◆ Written instruction
Transcribe the full listing below exactly.

◆ Records to process

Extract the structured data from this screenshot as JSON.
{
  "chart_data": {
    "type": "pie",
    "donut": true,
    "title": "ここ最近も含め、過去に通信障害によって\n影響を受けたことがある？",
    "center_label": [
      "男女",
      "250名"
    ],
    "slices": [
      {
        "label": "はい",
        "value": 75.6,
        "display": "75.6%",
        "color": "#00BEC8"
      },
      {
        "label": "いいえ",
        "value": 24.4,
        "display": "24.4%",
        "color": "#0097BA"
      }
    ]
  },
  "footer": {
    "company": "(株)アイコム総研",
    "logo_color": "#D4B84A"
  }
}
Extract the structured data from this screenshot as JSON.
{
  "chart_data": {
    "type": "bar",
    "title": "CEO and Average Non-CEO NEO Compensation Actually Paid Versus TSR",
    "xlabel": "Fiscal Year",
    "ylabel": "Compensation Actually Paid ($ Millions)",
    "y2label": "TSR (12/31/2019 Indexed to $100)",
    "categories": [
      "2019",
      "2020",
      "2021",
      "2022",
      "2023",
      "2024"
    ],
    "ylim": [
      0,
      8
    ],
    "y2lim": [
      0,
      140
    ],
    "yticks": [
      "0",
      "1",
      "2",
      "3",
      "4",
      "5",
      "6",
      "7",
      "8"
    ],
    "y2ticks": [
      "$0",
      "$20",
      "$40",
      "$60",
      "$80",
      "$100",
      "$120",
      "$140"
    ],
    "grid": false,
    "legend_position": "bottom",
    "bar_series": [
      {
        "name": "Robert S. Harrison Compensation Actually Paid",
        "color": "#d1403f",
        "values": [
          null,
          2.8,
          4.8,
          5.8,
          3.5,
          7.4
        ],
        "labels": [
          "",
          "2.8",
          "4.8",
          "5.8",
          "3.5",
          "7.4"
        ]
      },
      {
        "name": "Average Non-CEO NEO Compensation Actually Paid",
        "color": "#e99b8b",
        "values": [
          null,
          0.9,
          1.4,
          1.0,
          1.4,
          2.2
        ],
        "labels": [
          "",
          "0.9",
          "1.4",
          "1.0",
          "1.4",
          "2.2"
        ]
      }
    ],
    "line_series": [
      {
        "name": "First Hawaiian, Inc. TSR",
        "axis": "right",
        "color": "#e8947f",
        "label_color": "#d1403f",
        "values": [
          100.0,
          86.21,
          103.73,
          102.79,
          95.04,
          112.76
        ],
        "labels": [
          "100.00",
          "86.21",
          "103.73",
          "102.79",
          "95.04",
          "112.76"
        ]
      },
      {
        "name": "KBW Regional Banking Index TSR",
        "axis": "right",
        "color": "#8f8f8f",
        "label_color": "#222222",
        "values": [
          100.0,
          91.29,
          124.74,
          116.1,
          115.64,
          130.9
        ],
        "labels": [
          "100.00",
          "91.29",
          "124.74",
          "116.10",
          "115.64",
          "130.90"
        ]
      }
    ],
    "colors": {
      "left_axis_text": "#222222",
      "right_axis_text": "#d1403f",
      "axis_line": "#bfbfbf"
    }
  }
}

◆ Response to the exercise
Extract the structured data from this screenshot as JSON.
{
  "chart_data": {
    "type": "pie",
    "donut": true,
    "title": "ここ最近も含め、過去に通信障害によって\n影響を受けたことがある？",
    "center_label": [
      "男女",
      "250名"
    ],
    "slices": [
      {
        "label": "はい",
        "value": 75.6,
        "display": "75.6%",
        "color": "#00BEC8"
      },
      {
        "label": "いいえ",
        "value": 24.4,
        "display": "24.4%",
        "color": "#0097BA"
      }
    ]
  },
  "footer": {
    "company": "(株)アイコム総研",
    "logo_color": "#D4B84A"
  }
}
Extract the structured data from this screenshot as JSON.
{
  "chart_data": {
    "type": "bar",
    "title": "CEO and Average Non-CEO NEO Compensation Actually Paid Versus TSR",
    "xlabel": "Fiscal Year",
    "ylabel": "Compensation Actually Paid ($ Millions)",
    "y2label": "TSR (12/31/2019 Indexed to $100)",
    "categories": [
      "2019",
      "2020",
      "2021",
      "2022",
      "2023",
      "2024"
    ],
    "ylim": [
      0,
      8
    ],
    "y2lim": [
      0,
      140
    ],
    "yticks": [
      "0",
      "1",
      "2",
      "3",
      "4",
      "5",
      "6",
      "7",
      "8"
    ],
    "y2ticks": [
      "$0",
      "$20",
      "$40",
      "$60",
      "$80",
      "$100",
      "$120",
      "$140"
    ],
    "grid": false,
    "legend_position": "bottom",
    "bar_series": [
      {
        "name": "Robert S. Harrison Compensation Actually Paid",
        "color": "#d1403f",
        "values": [
          null,
          2.8,
          4.8,
          5.8,
          3.5,
          7.4
        ],
        "labels": [
          "",
          "2.8",
          "4.8",
          "5.8",
          "3.5",
          "7.4"
        ]
      },
      {
        "name": "Average Non-CEO NEO Compensation Actually Paid",
        "color": "#e99b8b",
        "values": [
          null,
          0.9,
          1.4,
          1.0,
          1.4,
          2.2
        ],
        "labels": [
          "",
          "0.9",
          "1.4",
          "1.0",
          "1.4",
          "2.2"
        ]
      }
    ],
    "line_series": [
      {
        "name": "First Hawaiian, Inc. TSR",
        "axis": "right",
        "color": "#e8947f",
        "label_color": "#d1403f",
        "values": [
          100.0,
          86.21,
          103.73,
          102.79,
          95.04,
          112.76
        ],
        "labels": [
          "100.00",
          "86.21",
          "103.73",
          "102.79",
          "95.04",
          "112.76"
        ]
      },
      {
        "name": "KBW Regional Banking Index TSR",
        "axis": "right",
        "color": "#8f8f8f",
        "label_color": "#222222",
        "values": [
          100.0,
          91.29,
          124.74,
          116.1,
          115.64,
          130.9
        ],
        "labels": [
          "100.00",
          "91.29",
          "124.74",
          "116.10",
          "115.64",
          "130.90"
        ]
      }
    ],
    "colors": {
      "left_axis_text": "#222222",
      "right_axis_text": "#d1403f",
      "axis_line": "#bfbfbf"
    }
  }
}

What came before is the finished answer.